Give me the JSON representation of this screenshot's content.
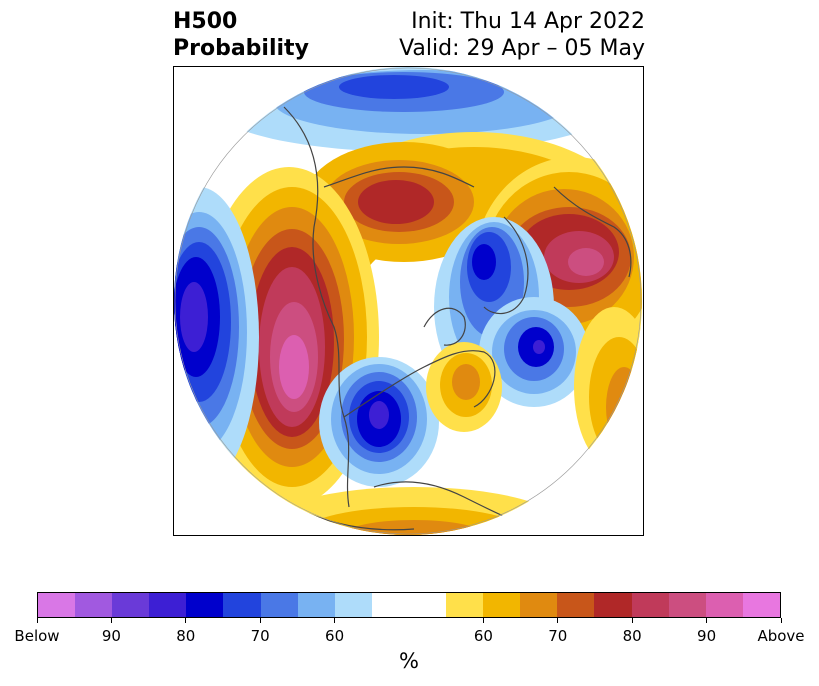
{
  "title": {
    "left_line1": "H500",
    "left_line2": "Probability",
    "right_line1": "Init: Thu 14 Apr 2022",
    "right_line2": "Valid: 29 Apr – 05 May"
  },
  "colorbar": {
    "colors": [
      "#d977e6",
      "#a159e0",
      "#6a3ad8",
      "#3d1fd4",
      "#0000cc",
      "#2244dd",
      "#4a78e6",
      "#78b2f2",
      "#aedcfa",
      "#ffffff",
      "#ffffff",
      "#ffe04a",
      "#f2b600",
      "#e08a10",
      "#c8561a",
      "#b02828",
      "#c03a5a",
      "#cc4e80",
      "#dc5fb0",
      "#e877e0"
    ],
    "tick_labels": [
      "Below",
      "90",
      "80",
      "70",
      "60",
      "60",
      "70",
      "80",
      "90",
      "Above"
    ],
    "units": "%"
  },
  "colors": {
    "below_strong": "#0000cc",
    "above_strong": "#b02828"
  }
}
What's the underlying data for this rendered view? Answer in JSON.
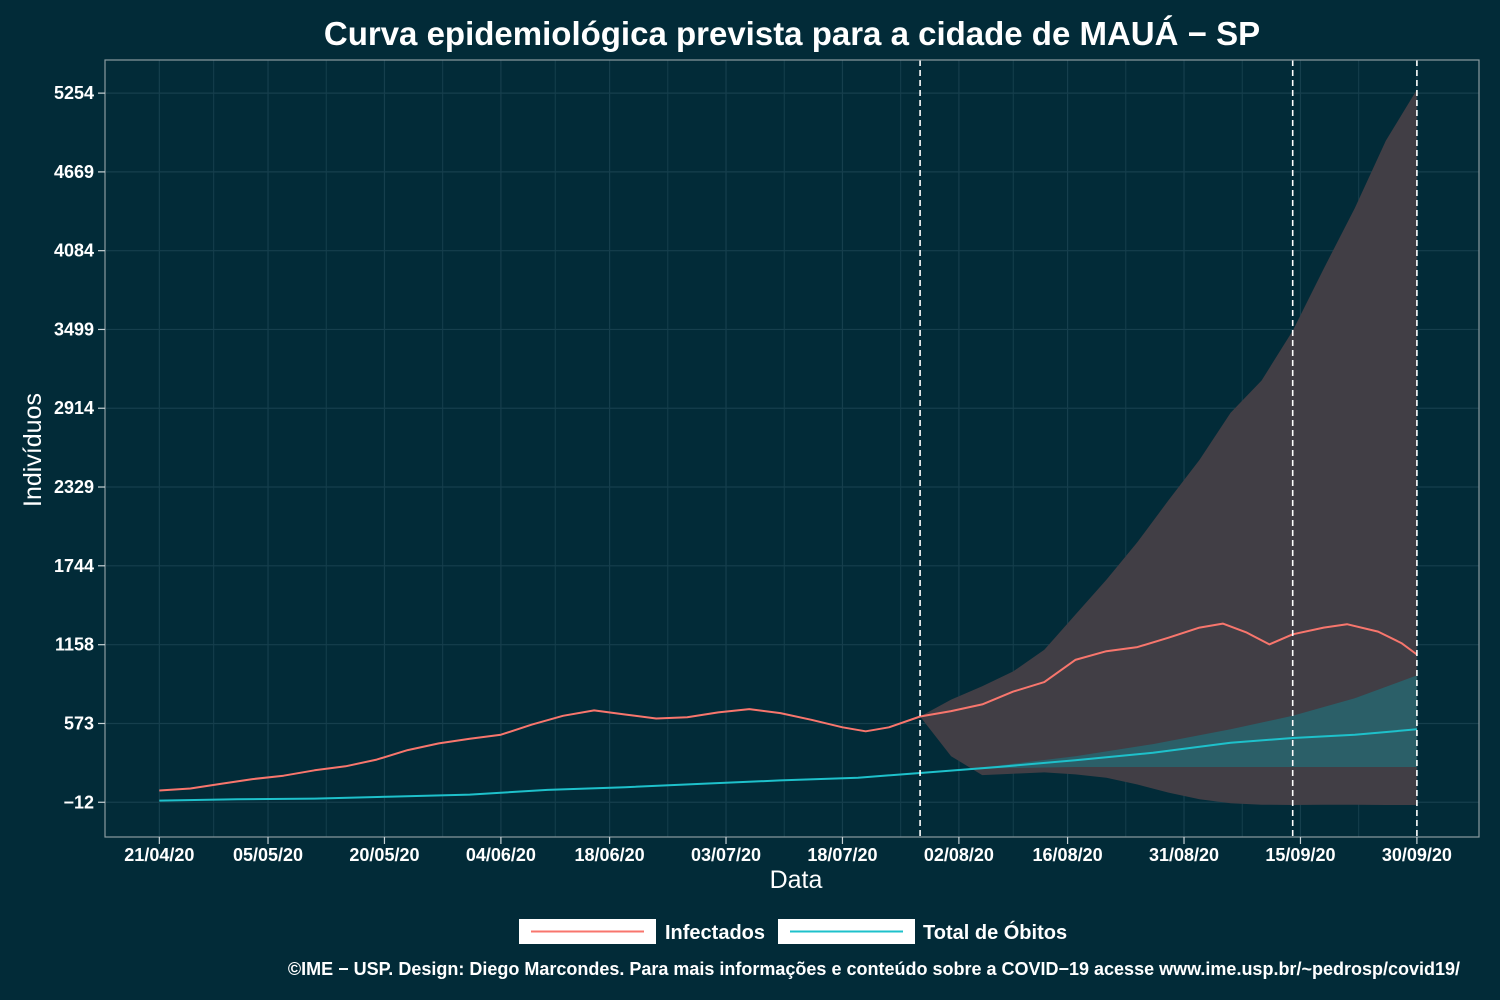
{
  "chart_data": {
    "type": "line",
    "title": "Curva epidemiológica prevista para a cidade de MAUÁ − SP",
    "xlabel": "Data",
    "ylabel": "Indivíduos",
    "x_ticks": [
      "21/04/20",
      "05/05/20",
      "20/05/20",
      "04/06/20",
      "18/06/20",
      "03/07/20",
      "18/07/20",
      "02/08/20",
      "16/08/20",
      "31/08/20",
      "15/09/20",
      "30/09/20"
    ],
    "y_ticks": [
      -12,
      573,
      1158,
      1744,
      2329,
      2914,
      3499,
      4084,
      4669,
      5254
    ],
    "ylim": [
      -270,
      5500
    ],
    "xlim": [
      "2020-04-14",
      "2020-10-08"
    ],
    "grid": true,
    "vlines": [
      "2020-07-28",
      "2020-09-14",
      "2020-09-30"
    ],
    "series": [
      {
        "name": "Infectados",
        "color": "#f8766d",
        "points": [
          [
            "2020-04-21",
            75
          ],
          [
            "2020-04-25",
            90
          ],
          [
            "2020-04-29",
            125
          ],
          [
            "2020-05-03",
            160
          ],
          [
            "2020-05-07",
            185
          ],
          [
            "2020-05-11",
            225
          ],
          [
            "2020-05-15",
            255
          ],
          [
            "2020-05-19",
            305
          ],
          [
            "2020-05-23",
            375
          ],
          [
            "2020-05-27",
            425
          ],
          [
            "2020-05-31",
            460
          ],
          [
            "2020-06-04",
            490
          ],
          [
            "2020-06-08",
            565
          ],
          [
            "2020-06-12",
            630
          ],
          [
            "2020-06-16",
            670
          ],
          [
            "2020-06-20",
            640
          ],
          [
            "2020-06-24",
            610
          ],
          [
            "2020-06-28",
            620
          ],
          [
            "2020-07-02",
            655
          ],
          [
            "2020-07-06",
            680
          ],
          [
            "2020-07-10",
            650
          ],
          [
            "2020-07-14",
            600
          ],
          [
            "2020-07-18",
            545
          ],
          [
            "2020-07-21",
            515
          ],
          [
            "2020-07-24",
            545
          ],
          [
            "2020-07-28",
            625
          ],
          [
            "2020-08-01",
            665
          ],
          [
            "2020-08-05",
            715
          ],
          [
            "2020-08-09",
            810
          ],
          [
            "2020-08-13",
            880
          ],
          [
            "2020-08-17",
            1045
          ],
          [
            "2020-08-21",
            1110
          ],
          [
            "2020-08-25",
            1140
          ],
          [
            "2020-08-29",
            1210
          ],
          [
            "2020-09-02",
            1285
          ],
          [
            "2020-09-05",
            1315
          ],
          [
            "2020-09-08",
            1250
          ],
          [
            "2020-09-11",
            1160
          ],
          [
            "2020-09-14",
            1235
          ],
          [
            "2020-09-18",
            1285
          ],
          [
            "2020-09-21",
            1310
          ],
          [
            "2020-09-25",
            1255
          ],
          [
            "2020-09-28",
            1170
          ],
          [
            "2020-09-30",
            1085
          ]
        ],
        "band": [
          [
            "2020-07-28",
            625,
            625
          ],
          [
            "2020-08-01",
            750,
            330
          ],
          [
            "2020-08-05",
            850,
            190
          ],
          [
            "2020-08-09",
            960,
            200
          ],
          [
            "2020-08-13",
            1120,
            210
          ],
          [
            "2020-08-17",
            1380,
            195
          ],
          [
            "2020-08-21",
            1640,
            170
          ],
          [
            "2020-08-25",
            1920,
            120
          ],
          [
            "2020-08-29",
            2230,
            60
          ],
          [
            "2020-09-02",
            2530,
            10
          ],
          [
            "2020-09-06",
            2880,
            -20
          ],
          [
            "2020-09-10",
            3120,
            -30
          ],
          [
            "2020-09-14",
            3490,
            -32
          ],
          [
            "2020-09-18",
            3950,
            -30
          ],
          [
            "2020-09-22",
            4400,
            -30
          ],
          [
            "2020-09-26",
            4900,
            -32
          ],
          [
            "2020-09-30",
            5280,
            -32
          ]
        ]
      },
      {
        "name": "Total de Óbitos",
        "color": "#1ec1cb",
        "points": [
          [
            "2020-04-21",
            0
          ],
          [
            "2020-05-01",
            10
          ],
          [
            "2020-05-11",
            15
          ],
          [
            "2020-05-21",
            30
          ],
          [
            "2020-05-31",
            45
          ],
          [
            "2020-06-10",
            80
          ],
          [
            "2020-06-20",
            100
          ],
          [
            "2020-06-30",
            125
          ],
          [
            "2020-07-10",
            150
          ],
          [
            "2020-07-20",
            170
          ],
          [
            "2020-07-28",
            205
          ],
          [
            "2020-08-07",
            250
          ],
          [
            "2020-08-17",
            300
          ],
          [
            "2020-08-27",
            355
          ],
          [
            "2020-09-06",
            430
          ],
          [
            "2020-09-14",
            465
          ],
          [
            "2020-09-22",
            490
          ],
          [
            "2020-09-30",
            530
          ]
        ],
        "band": [
          [
            "2020-07-28",
            205,
            205
          ],
          [
            "2020-08-07",
            260,
            240
          ],
          [
            "2020-08-17",
            330,
            250
          ],
          [
            "2020-08-27",
            420,
            250
          ],
          [
            "2020-09-06",
            530,
            250
          ],
          [
            "2020-09-14",
            630,
            250
          ],
          [
            "2020-09-22",
            760,
            250
          ],
          [
            "2020-09-30",
            930,
            250
          ]
        ]
      }
    ],
    "legend": {
      "position": "bottom",
      "items": [
        "Infectados",
        "Total de Óbitos"
      ]
    }
  },
  "colors": {
    "background": "#022b38",
    "grid": "#163f4d",
    "band_infected": "#413e45",
    "band_deaths": "#2b5f68"
  },
  "footer": "©IME − USP. Design: Diego Marcondes. Para mais informações e conteúdo sobre a COVID−19 acesse www.ime.usp.br/~pedrosp/covid19/"
}
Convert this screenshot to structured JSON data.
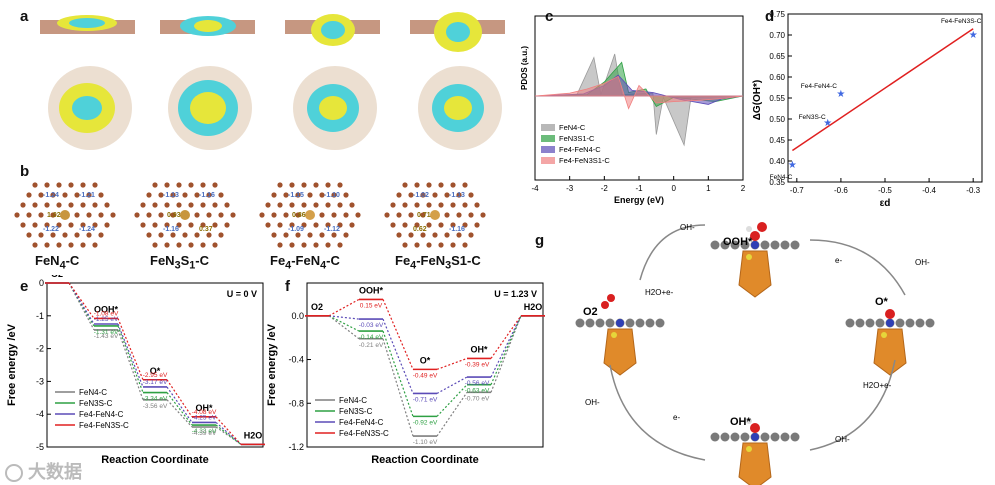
{
  "panel_labels": [
    "a",
    "b",
    "c",
    "d",
    "e",
    "f",
    "g"
  ],
  "structures": {
    "names": [
      "FeN4-C",
      "FeN3S1-C",
      "Fe4-FeN4-C",
      "Fe4-FeN3S1-C"
    ],
    "name_parts": [
      {
        "base": "FeN",
        "sub1": "4",
        "mid": "-C",
        "sub2": "",
        "end": ""
      },
      {
        "base": "FeN",
        "sub1": "3",
        "mid": "S",
        "sub2": "1",
        "end": "-C"
      },
      {
        "base": "Fe",
        "sub1": "4",
        "mid": "-FeN",
        "sub2": "4",
        "end": "-C"
      },
      {
        "base": "Fe",
        "sub1": "4",
        "mid": "-FeN",
        "sub2": "3",
        "end": "S1-C"
      }
    ],
    "charges": [
      [
        "-1.24",
        "-1.21",
        "1.02",
        "-1.22",
        "-1.24"
      ],
      [
        "-1.13",
        "-1.16",
        "0.93",
        "-1.16",
        "0.37"
      ],
      [
        "-1.15",
        "-1.10",
        "0.86",
        "-1.09",
        "-1.12"
      ],
      [
        "-1.02",
        "-1.13",
        "0.71",
        "0.62",
        "-1.16"
      ]
    ]
  },
  "chart_data": [
    {
      "panel": "c",
      "type": "line",
      "title": "",
      "xlabel": "Energy (eV)",
      "ylabel": "PDOS (a.u.)",
      "xlim": [
        -4,
        2
      ],
      "xticks": [
        "-4",
        "-3",
        "-2",
        "-1",
        "0",
        "1",
        "2"
      ],
      "legend": [
        "FeN4-C",
        "FeN3S1-C",
        "Fe4-FeN4-C",
        "Fe4-FeN3S1-C"
      ],
      "series_colors": [
        "#9a9a9a",
        "#2ea043",
        "#5b4bb7",
        "#f08080"
      ]
    },
    {
      "panel": "d",
      "type": "scatter",
      "xlabel": "εd",
      "ylabel": "ΔG(OH*)",
      "xlim": [
        -0.72,
        -0.28
      ],
      "ylim": [
        0.35,
        0.75
      ],
      "xticks": [
        "-0.7",
        "-0.6",
        "-0.5",
        "-0.4",
        "-0.3"
      ],
      "yticks": [
        "0.35",
        "0.40",
        "0.45",
        "0.50",
        "0.55",
        "0.60",
        "0.65",
        "0.70",
        "0.75"
      ],
      "points": [
        {
          "label": "FeN4-C",
          "x": -0.71,
          "y": 0.39
        },
        {
          "label": "FeN3S-C",
          "x": -0.63,
          "y": 0.49
        },
        {
          "label": "Fe4-FeN4-C",
          "x": -0.6,
          "y": 0.56
        },
        {
          "label": "Fe4-FeN3S-C",
          "x": -0.3,
          "y": 0.7
        }
      ],
      "fit_line": [
        [
          -0.71,
          0.425
        ],
        [
          -0.3,
          0.715
        ]
      ]
    },
    {
      "panel": "e",
      "type": "line",
      "title": "U = 0 V",
      "xlabel": "Reaction Coordinate",
      "ylabel": "Free energy /eV",
      "ylim": [
        -5,
        0
      ],
      "yticks": [
        "0",
        "-1",
        "-2",
        "-3",
        "-4",
        "-5"
      ],
      "states": [
        "O2",
        "OOH*",
        "O*",
        "OH*",
        "H2O"
      ],
      "series": [
        {
          "name": "FeN4-C",
          "color": "#7f7f7f",
          "values": [
            0,
            -1.43,
            -3.56,
            -4.39,
            -4.92
          ]
        },
        {
          "name": "FeN3S-C",
          "color": "#2ea043",
          "values": [
            0,
            -1.31,
            -3.34,
            -4.33,
            -4.92
          ]
        },
        {
          "name": "Fe4-FeN4-C",
          "color": "#5b4bb7",
          "values": [
            0,
            -1.25,
            -3.17,
            -4.25,
            -4.92
          ]
        },
        {
          "name": "Fe4-FeN3S-C",
          "color": "#e02020",
          "values": [
            0,
            -1.08,
            -2.95,
            -4.08,
            -4.92
          ]
        }
      ],
      "annotations": [
        "-1.08 eV",
        "-1.25 eV",
        "-1.31 eV",
        "-1.43 eV",
        "-2.95 eV",
        "-3.17 eV",
        "-3.34 eV",
        "-3.56 eV",
        "-4.08 eV",
        "-4.25 eV",
        "-4.33 eV",
        "-4.39 eV"
      ]
    },
    {
      "panel": "f",
      "type": "line",
      "title": "U = 1.23 V",
      "xlabel": "Reaction Coordinate",
      "ylabel": "Free energy /eV",
      "ylim": [
        -1.2,
        0.3
      ],
      "yticks": [
        "0.0",
        "-0.4",
        "-0.8",
        "-1.2"
      ],
      "states": [
        "O2",
        "OOH*",
        "O*",
        "OH*",
        "H2O"
      ],
      "series": [
        {
          "name": "FeN4-C",
          "color": "#7f7f7f",
          "values": [
            0,
            -0.21,
            -1.1,
            -0.7,
            0
          ]
        },
        {
          "name": "FeN3S-C",
          "color": "#2ea043",
          "values": [
            0,
            -0.14,
            -0.92,
            -0.63,
            0
          ]
        },
        {
          "name": "Fe4-FeN4-C",
          "color": "#5b4bb7",
          "values": [
            0,
            -0.03,
            -0.71,
            -0.56,
            0
          ]
        },
        {
          "name": "Fe4-FeN3S-C",
          "color": "#e02020",
          "values": [
            0,
            0.15,
            -0.49,
            -0.39,
            0
          ]
        }
      ],
      "annotations": [
        "0.15 eV",
        "-0.03 eV",
        "-0.14 eV",
        "-0.21 eV",
        "-0.49 eV",
        "-0.71 eV",
        "-0.92 eV",
        "-1.10 eV",
        "-0.39 eV",
        "-0.56 eV",
        "-0.63 eV",
        "-0.70 eV"
      ]
    }
  ],
  "legend_e": [
    "FeN4-C",
    "FeN3S-C",
    "Fe4-FeN4-C",
    "Fe4-FeN3S-C"
  ],
  "mechanism": {
    "intermediates": [
      "OOH*",
      "O*",
      "OH*",
      "O2"
    ],
    "steps": [
      "OH-",
      "e-",
      "OH-",
      "H2O+e-",
      "OH-",
      "e-",
      "OH-",
      "H2O+e-"
    ]
  },
  "watermark": "大数据"
}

» **Exercise task**: Find all lines with "JSON" in them and copy each one.

» **Response for this exercise**:
Give me the JSON representation of this screenshot's content.
What's the underlying data for this rendered view? Answer in JSON.
Convert this screenshot to structured JSON data.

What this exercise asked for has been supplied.